**YOUR OBJECTIVE:** Images excluded, repeat each entry below exactly.

(Dataset listings of figures)
— BEGIN —

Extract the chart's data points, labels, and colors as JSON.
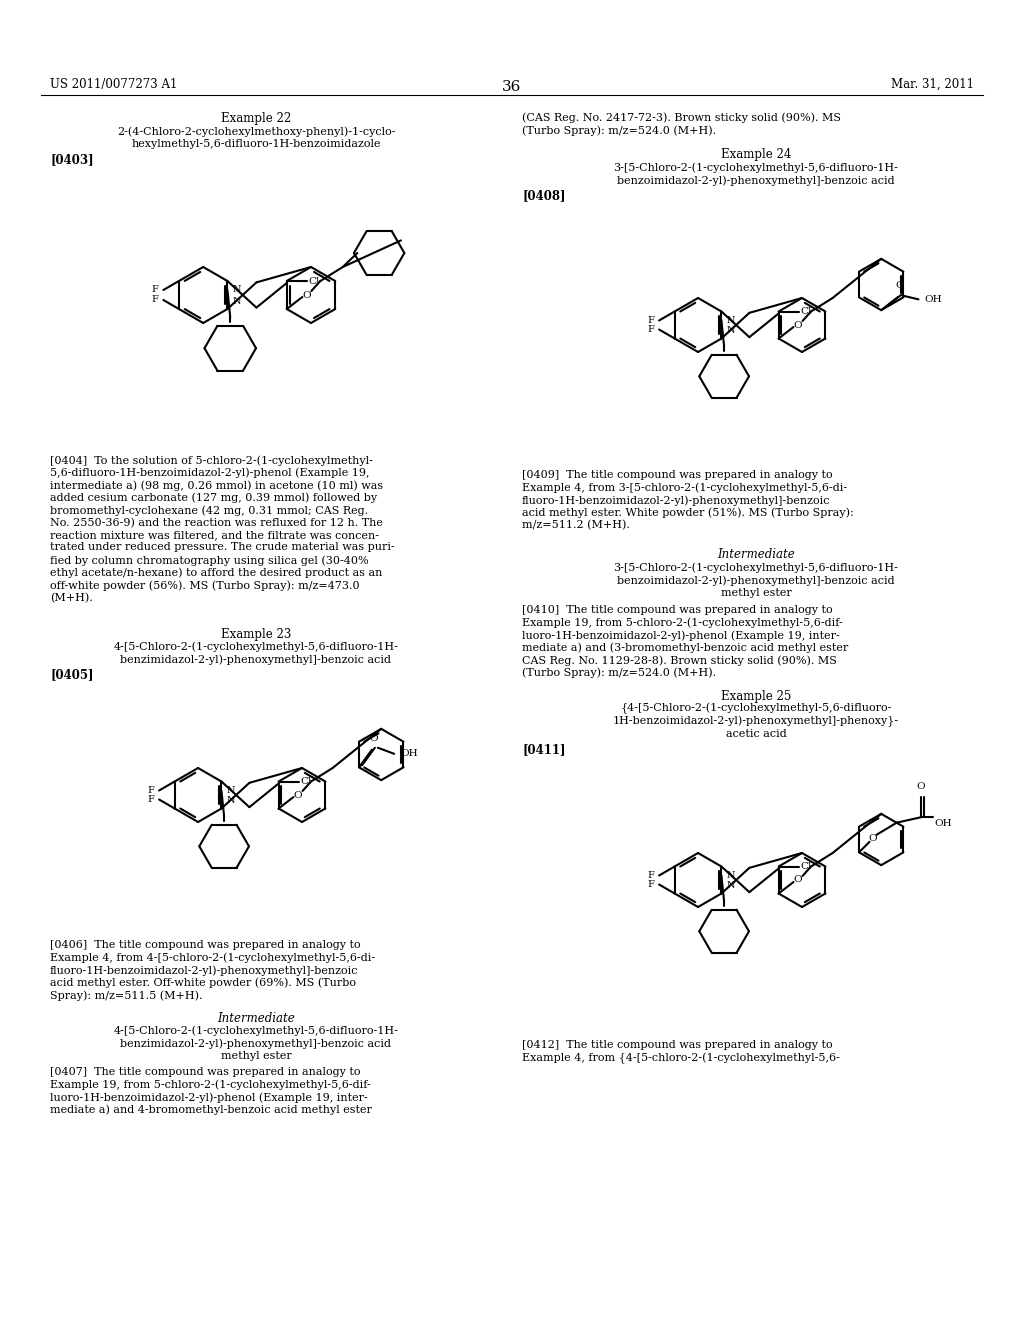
{
  "page_width": 10.24,
  "page_height": 13.2,
  "bg_color": "#ffffff",
  "header_left": "US 2011/0077273 A1",
  "header_right": "Mar. 31, 2011",
  "page_number": "36"
}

— END —

**SOLUTION:**
Extract the chart's data points, labels, and colors as JSON.
{
  "page_width": 10.24,
  "page_height": 13.2,
  "bg_color": "#ffffff",
  "header_left": "US 2011/0077273 A1",
  "header_right": "Mar. 31, 2011",
  "page_number": "36"
}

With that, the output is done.